▸ **Required tasks**:
**a)** Reproduce the part of the Lossa river passage starting at "- • coordinates: 51°22′43″N" and ending at "21 km (13 mi)".
**b)** Carry on the passage about the Lossa river from the point where it stops.

▸ **Excerpted passage**:
------------------------------------------------------------

Physical characteristics
- • location: near Falkenhain (confluence of its headstreams)
- • coordinates: 51°22′43″N 12°54′19″E﻿ / ﻿51.3786917°N 12.9053083°E
- • location: south of Eilenburg into the Mulde
- • coordinates: 51°27′12″N 12°39′06″E﻿ / ﻿51.4533444°N 12.6515389°E
- Length: 21 km (13 mi)
- Basin size: 153 km^{2} (59 sq mi)

Basin features
- Progression: Mulde→ Elbe→ North Sea
- River system: Elbe
- Landmarks: Small towns: Wurzen, Belgern-Schildau, Eilenburg

= Lossa (Mulde) =

River in Germany

The Lossa (/de/) is a small river in Saxony, Germany. It is a tributary of the Mulde.

------------------------------------------------------------

▸ **Data records**:
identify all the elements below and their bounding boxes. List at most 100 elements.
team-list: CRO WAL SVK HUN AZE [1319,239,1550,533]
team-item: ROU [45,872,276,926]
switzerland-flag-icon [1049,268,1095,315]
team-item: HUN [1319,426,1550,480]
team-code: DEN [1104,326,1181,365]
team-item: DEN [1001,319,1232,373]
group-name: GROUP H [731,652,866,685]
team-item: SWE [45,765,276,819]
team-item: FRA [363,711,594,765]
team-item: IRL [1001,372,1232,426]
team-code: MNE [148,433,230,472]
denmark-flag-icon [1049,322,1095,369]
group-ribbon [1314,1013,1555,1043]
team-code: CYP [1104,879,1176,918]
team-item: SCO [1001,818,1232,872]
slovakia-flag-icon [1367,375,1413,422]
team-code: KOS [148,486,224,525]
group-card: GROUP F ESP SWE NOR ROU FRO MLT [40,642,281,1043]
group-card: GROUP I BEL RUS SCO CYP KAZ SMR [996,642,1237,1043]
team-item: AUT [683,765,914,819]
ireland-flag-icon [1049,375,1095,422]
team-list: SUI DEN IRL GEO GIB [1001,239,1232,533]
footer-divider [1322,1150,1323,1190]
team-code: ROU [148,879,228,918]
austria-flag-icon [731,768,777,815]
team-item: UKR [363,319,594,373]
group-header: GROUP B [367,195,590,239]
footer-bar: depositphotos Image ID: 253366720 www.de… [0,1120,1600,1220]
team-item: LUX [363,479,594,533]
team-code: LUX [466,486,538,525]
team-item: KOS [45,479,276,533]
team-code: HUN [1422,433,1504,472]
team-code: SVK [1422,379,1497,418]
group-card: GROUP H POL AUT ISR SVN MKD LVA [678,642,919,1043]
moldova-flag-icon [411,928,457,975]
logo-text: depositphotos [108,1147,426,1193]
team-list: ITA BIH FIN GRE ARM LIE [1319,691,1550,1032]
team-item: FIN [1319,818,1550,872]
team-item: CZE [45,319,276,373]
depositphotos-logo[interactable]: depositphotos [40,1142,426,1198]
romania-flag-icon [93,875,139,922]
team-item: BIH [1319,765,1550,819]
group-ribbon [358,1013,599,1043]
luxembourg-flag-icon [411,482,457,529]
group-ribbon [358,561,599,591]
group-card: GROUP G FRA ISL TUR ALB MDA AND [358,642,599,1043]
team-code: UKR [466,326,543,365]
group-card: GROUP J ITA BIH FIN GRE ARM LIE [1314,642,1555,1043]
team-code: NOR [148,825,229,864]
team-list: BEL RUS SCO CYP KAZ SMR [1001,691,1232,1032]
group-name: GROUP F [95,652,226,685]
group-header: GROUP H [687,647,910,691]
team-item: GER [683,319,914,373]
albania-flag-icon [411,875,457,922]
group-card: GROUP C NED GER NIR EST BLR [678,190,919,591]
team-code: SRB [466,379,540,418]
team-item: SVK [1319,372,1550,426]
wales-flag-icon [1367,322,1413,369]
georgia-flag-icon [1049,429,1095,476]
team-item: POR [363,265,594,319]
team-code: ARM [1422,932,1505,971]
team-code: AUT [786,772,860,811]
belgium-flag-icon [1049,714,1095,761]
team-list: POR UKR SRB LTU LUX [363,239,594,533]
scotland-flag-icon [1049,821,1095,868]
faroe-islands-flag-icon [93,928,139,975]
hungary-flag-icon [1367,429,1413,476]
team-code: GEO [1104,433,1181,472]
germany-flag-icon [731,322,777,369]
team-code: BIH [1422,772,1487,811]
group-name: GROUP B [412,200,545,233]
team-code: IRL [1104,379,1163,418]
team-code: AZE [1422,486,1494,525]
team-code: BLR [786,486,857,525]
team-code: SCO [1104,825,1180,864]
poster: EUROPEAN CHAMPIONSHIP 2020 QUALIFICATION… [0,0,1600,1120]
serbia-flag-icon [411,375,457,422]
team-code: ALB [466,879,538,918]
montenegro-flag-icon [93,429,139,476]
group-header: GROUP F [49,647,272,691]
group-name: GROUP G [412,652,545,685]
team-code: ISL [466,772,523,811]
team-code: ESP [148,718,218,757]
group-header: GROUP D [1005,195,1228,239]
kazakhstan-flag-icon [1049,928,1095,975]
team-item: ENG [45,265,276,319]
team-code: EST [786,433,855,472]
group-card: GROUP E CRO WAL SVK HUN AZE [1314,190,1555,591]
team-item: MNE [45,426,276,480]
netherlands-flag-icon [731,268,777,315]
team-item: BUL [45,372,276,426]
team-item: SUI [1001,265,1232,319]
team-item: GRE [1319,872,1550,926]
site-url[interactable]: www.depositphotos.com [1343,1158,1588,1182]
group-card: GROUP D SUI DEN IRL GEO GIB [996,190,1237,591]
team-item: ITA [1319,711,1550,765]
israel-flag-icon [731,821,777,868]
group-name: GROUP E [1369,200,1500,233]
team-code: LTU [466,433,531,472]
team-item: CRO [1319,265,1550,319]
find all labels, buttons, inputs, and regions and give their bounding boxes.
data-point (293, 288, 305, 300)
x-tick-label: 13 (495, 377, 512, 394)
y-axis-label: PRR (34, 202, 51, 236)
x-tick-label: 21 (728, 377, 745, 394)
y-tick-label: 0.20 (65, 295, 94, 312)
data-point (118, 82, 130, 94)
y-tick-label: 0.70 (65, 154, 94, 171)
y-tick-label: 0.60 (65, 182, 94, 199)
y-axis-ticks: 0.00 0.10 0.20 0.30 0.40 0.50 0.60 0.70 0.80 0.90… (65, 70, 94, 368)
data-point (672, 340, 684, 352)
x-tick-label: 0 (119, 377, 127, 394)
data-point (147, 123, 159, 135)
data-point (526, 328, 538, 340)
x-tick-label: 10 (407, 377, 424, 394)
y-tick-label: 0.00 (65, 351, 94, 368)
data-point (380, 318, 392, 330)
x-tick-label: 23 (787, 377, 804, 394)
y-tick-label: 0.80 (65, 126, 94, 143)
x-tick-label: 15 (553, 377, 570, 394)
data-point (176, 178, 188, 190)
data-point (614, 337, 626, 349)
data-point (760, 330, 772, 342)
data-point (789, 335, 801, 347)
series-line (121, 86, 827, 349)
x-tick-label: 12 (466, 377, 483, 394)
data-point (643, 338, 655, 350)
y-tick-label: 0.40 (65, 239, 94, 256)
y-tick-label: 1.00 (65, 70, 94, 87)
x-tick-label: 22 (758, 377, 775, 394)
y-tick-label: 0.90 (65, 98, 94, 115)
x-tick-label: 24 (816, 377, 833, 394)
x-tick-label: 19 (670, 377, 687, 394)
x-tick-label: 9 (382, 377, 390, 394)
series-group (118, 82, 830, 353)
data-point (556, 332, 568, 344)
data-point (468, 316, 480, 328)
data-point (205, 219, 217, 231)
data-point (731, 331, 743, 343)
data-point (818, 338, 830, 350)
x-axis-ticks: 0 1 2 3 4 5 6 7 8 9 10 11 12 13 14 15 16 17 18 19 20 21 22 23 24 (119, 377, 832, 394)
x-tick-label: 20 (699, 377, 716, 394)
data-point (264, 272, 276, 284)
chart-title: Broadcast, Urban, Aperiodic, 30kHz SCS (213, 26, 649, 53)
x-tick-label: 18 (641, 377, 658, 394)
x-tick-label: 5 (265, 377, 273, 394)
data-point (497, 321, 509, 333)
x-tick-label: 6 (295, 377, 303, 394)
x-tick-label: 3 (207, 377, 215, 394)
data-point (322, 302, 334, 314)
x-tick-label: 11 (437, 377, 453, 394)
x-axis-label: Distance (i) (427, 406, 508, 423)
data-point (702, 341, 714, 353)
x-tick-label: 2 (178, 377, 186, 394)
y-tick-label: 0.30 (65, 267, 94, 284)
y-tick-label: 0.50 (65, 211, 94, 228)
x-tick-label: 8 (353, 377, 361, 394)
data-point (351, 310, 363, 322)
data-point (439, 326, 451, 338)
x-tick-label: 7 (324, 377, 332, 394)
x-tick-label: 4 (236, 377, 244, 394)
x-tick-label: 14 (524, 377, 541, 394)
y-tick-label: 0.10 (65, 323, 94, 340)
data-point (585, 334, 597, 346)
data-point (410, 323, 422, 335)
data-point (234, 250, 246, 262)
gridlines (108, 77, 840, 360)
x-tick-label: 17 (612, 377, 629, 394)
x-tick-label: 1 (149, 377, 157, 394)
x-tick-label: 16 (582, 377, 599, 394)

------------------------------------------------------------

▸ **Outputs for the tasks**:
**a)**
- • coordinates: 51°22′43″N 12°54′19″E﻿ / ﻿51.3786917°N 12.9053083°E
- • location: south of Eilenburg into the Mulde
- • coordinates: 51°27′12″N 12°39′06″E﻿ / ﻿51.4533444°N 12.6515389°E
- Length: 21 km (13 mi)

**b)**
== Course ==
The Lossa rises east of the Wurzen village of Kühren. The Lossabach, a tributary of the Lossa, has its origin east of the village of Ochsensaal (which belongs to Dahlen). In the vicinity of the Lossatal village of Müglenz the Lossabach empties into the Lossa. The Lossa then continues northwest through Hohburg, past the southern side of the Hohburg Hills, through the eponymous village of Lossa (a district of Thallwitz) and through Thallwitz. Just south of Eilenburg the stream discharges into the Mulde. Originally it joined the main river several hundred metres further north, but due to the construction of the German Celluloid Factory in Eilenburg, it was diverted into the Mulde just before entering the town borough in the second half of the 19th century.

In Thallwitz the stream is impounded by a small weir to form a pond, the Herrenteich.